-- Objective --
Return the whole listing, keeping every character the same.

(Dataset items)
_ _ _ _
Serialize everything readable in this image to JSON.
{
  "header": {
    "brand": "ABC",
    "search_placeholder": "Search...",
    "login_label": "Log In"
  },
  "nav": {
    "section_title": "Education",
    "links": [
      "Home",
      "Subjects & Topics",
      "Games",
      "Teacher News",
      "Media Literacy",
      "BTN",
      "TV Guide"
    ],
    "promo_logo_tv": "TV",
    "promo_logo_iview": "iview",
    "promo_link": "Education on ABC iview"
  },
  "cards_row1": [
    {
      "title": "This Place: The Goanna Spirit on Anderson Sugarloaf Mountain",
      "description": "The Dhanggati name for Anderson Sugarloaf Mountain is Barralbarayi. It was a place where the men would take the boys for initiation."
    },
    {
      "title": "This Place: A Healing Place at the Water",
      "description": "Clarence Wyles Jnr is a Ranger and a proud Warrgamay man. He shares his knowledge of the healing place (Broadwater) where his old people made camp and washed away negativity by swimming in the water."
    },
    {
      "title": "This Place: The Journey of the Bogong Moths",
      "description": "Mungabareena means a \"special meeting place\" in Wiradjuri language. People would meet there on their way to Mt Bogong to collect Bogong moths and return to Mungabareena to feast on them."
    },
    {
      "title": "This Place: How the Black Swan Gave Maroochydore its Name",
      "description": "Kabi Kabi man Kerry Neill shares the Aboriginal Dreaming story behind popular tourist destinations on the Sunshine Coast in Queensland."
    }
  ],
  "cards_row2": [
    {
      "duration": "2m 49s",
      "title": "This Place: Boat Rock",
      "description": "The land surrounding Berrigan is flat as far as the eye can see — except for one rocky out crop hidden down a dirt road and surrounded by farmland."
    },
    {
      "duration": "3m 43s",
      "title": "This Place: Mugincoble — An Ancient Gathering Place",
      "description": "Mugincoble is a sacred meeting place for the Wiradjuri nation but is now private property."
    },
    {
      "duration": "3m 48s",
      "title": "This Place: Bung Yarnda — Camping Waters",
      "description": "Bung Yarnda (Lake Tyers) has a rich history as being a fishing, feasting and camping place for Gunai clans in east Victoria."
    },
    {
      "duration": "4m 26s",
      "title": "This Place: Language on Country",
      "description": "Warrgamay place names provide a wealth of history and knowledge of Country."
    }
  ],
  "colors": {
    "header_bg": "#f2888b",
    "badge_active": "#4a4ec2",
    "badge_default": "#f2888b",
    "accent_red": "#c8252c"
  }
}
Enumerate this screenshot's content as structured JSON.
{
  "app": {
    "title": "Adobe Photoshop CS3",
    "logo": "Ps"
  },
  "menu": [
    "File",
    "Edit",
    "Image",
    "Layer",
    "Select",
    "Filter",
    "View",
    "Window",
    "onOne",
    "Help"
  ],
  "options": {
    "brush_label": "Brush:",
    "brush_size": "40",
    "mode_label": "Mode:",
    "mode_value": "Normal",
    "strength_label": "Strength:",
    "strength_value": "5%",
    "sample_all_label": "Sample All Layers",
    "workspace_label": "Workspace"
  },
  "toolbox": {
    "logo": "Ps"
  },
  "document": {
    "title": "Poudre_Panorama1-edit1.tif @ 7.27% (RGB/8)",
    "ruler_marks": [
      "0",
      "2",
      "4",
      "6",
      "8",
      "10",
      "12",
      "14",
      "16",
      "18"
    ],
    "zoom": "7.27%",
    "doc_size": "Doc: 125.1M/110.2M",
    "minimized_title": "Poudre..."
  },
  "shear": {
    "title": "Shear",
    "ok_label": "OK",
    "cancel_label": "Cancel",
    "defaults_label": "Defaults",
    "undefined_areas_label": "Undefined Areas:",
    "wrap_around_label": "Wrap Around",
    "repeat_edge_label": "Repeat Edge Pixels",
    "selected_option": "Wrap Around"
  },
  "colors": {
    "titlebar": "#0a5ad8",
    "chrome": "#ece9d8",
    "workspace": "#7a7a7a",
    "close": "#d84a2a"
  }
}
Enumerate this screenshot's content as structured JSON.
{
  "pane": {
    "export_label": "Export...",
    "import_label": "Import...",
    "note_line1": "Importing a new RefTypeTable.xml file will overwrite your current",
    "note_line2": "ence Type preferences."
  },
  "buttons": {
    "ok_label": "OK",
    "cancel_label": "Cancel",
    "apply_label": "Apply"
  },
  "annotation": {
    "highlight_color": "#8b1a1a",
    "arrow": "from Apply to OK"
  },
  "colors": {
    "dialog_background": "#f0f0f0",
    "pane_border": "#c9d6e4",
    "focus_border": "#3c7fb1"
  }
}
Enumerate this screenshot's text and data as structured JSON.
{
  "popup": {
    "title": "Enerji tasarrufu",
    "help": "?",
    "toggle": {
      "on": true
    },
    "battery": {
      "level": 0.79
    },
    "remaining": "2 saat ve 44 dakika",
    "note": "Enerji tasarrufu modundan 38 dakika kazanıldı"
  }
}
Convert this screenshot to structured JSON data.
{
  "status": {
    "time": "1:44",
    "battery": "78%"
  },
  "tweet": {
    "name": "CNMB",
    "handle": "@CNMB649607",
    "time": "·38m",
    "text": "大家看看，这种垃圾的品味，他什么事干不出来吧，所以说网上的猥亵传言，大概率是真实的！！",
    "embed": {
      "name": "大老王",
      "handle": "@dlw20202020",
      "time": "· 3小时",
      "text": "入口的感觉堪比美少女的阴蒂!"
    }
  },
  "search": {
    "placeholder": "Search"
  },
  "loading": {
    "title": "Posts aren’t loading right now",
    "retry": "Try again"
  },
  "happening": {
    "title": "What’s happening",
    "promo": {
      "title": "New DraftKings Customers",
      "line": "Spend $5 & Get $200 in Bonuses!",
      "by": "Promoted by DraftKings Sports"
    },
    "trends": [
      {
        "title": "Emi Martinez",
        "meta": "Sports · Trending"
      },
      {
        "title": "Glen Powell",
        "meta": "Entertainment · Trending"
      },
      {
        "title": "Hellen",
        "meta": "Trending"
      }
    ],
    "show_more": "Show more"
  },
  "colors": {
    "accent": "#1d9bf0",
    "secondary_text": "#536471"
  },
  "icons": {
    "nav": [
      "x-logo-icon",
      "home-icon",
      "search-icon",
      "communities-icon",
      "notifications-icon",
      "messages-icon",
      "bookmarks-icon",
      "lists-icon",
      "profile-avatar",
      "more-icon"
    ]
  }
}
_ _ _ _
-- Solution to this exercise --
Serialize everything readable in this image to JSON.
{
  "header": {
    "brand": "ABC",
    "search_placeholder": "Search...",
    "login_label": "Log In"
  },
  "nav": {
    "section_title": "Education",
    "links": [
      "Home",
      "Subjects & Topics",
      "Games",
      "Teacher News",
      "Media Literacy",
      "BTN",
      "TV Guide"
    ],
    "promo_logo_tv": "TV",
    "promo_logo_iview": "iview",
    "promo_link": "Education on ABC iview"
  },
  "cards_row1": [
    {
      "title": "This Place: The Goanna Spirit on Anderson Sugarloaf Mountain",
      "description": "The Dhanggati name for Anderson Sugarloaf Mountain is Barralbarayi. It was a place where the men would take the boys for initiation."
    },
    {
      "title": "This Place: A Healing Place at the Water",
      "description": "Clarence Wyles Jnr is a Ranger and a proud Warrgamay man. He shares his knowledge of the healing place (Broadwater) where his old people made camp and washed away negativity by swimming in the water."
    },
    {
      "title": "This Place: The Journey of the Bogong Moths",
      "description": "Mungabareena means a \"special meeting place\" in Wiradjuri language. People would meet there on their way to Mt Bogong to collect Bogong moths and return to Mungabareena to feast on them."
    },
    {
      "title": "This Place: How the Black Swan Gave Maroochydore its Name",
      "description": "Kabi Kabi man Kerry Neill shares the Aboriginal Dreaming story behind popular tourist destinations on the Sunshine Coast in Queensland."
    }
  ],
  "cards_row2": [
    {
      "duration": "2m 49s",
      "title": "This Place: Boat Rock",
      "description": "The land surrounding Berrigan is flat as far as the eye can see — except for one rocky out crop hidden down a dirt road and surrounded by farmland."
    },
    {
      "duration": "3m 43s",
      "title": "This Place: Mugincoble — An Ancient Gathering Place",
      "description": "Mugincoble is a sacred meeting place for the Wiradjuri nation but is now private property."
    },
    {
      "duration": "3m 48s",
      "title": "This Place: Bung Yarnda — Camping Waters",
      "description": "Bung Yarnda (Lake Tyers) has a rich history as being a fishing, feasting and camping place for Gunai clans in east Victoria."
    },
    {
      "duration": "4m 26s",
      "title": "This Place: Language on Country",
      "description": "Warrgamay place names provide a wealth of history and knowledge of Country."
    }
  ],
  "colors": {
    "header_bg": "#f2888b",
    "badge_active": "#4a4ec2",
    "badge_default": "#f2888b",
    "accent_red": "#c8252c"
  }
}
Enumerate this screenshot's content as structured JSON.
{
  "app": {
    "title": "Adobe Photoshop CS3",
    "logo": "Ps"
  },
  "menu": [
    "File",
    "Edit",
    "Image",
    "Layer",
    "Select",
    "Filter",
    "View",
    "Window",
    "onOne",
    "Help"
  ],
  "options": {
    "brush_label": "Brush:",
    "brush_size": "40",
    "mode_label": "Mode:",
    "mode_value": "Normal",
    "strength_label": "Strength:",
    "strength_value": "5%",
    "sample_all_label": "Sample All Layers",
    "workspace_label": "Workspace"
  },
  "toolbox": {
    "logo": "Ps"
  },
  "document": {
    "title": "Poudre_Panorama1-edit1.tif @ 7.27% (RGB/8)",
    "ruler_marks": [
      "0",
      "2",
      "4",
      "6",
      "8",
      "10",
      "12",
      "14",
      "16",
      "18"
    ],
    "zoom": "7.27%",
    "doc_size": "Doc: 125.1M/110.2M",
    "minimized_title": "Poudre..."
  },
  "shear": {
    "title": "Shear",
    "ok_label": "OK",
    "cancel_label": "Cancel",
    "defaults_label": "Defaults",
    "undefined_areas_label": "Undefined Areas:",
    "wrap_around_label": "Wrap Around",
    "repeat_edge_label": "Repeat Edge Pixels",
    "selected_option": "Wrap Around"
  },
  "colors": {
    "titlebar": "#0a5ad8",
    "chrome": "#ece9d8",
    "workspace": "#7a7a7a",
    "close": "#d84a2a"
  }
}
Enumerate this screenshot's content as structured JSON.
{
  "pane": {
    "export_label": "Export...",
    "import_label": "Import...",
    "note_line1": "Importing a new RefTypeTable.xml file will overwrite your current",
    "note_line2": "ence Type preferences."
  },
  "buttons": {
    "ok_label": "OK",
    "cancel_label": "Cancel",
    "apply_label": "Apply"
  },
  "annotation": {
    "highlight_color": "#8b1a1a",
    "arrow": "from Apply to OK"
  },
  "colors": {
    "dialog_background": "#f0f0f0",
    "pane_border": "#c9d6e4",
    "focus_border": "#3c7fb1"
  }
}
Enumerate this screenshot's text and data as structured JSON.
{
  "popup": {
    "title": "Enerji tasarrufu",
    "help": "?",
    "toggle": {
      "on": true
    },
    "battery": {
      "level": 0.79
    },
    "remaining": "2 saat ve 44 dakika",
    "note": "Enerji tasarrufu modundan 38 dakika kazanıldı"
  }
}
Convert this screenshot to structured JSON data.
{
  "status": {
    "time": "1:44",
    "battery": "78%"
  },
  "tweet": {
    "name": "CNMB",
    "handle": "@CNMB649607",
    "time": "·38m",
    "text": "大家看看，这种垃圾的品味，他什么事干不出来吧，所以说网上的猥亵传言，大概率是真实的！！",
    "embed": {
      "name": "大老王",
      "handle": "@dlw20202020",
      "time": "· 3小时",
      "text": "入口的感觉堪比美少女的阴蒂!"
    }
  },
  "search": {
    "placeholder": "Search"
  },
  "loading": {
    "title": "Posts aren’t loading right now",
    "retry": "Try again"
  },
  "happening": {
    "title": "What’s happening",
    "promo": {
      "title": "New DraftKings Customers",
      "line": "Spend $5 & Get $200 in Bonuses!",
      "by": "Promoted by DraftKings Sports"
    },
    "trends": [
      {
        "title": "Emi Martinez",
        "meta": "Sports · Trending"
      },
      {
        "title": "Glen Powell",
        "meta": "Entertainment · Trending"
      },
      {
        "title": "Hellen",
        "meta": "Trending"
      }
    ],
    "show_more": "Show more"
  },
  "colors": {
    "accent": "#1d9bf0",
    "secondary_text": "#536471"
  },
  "icons": {
    "nav": [
      "x-logo-icon",
      "home-icon",
      "search-icon",
      "communities-icon",
      "notifications-icon",
      "messages-icon",
      "bookmarks-icon",
      "lists-icon",
      "profile-avatar",
      "more-icon"
    ]
  }
}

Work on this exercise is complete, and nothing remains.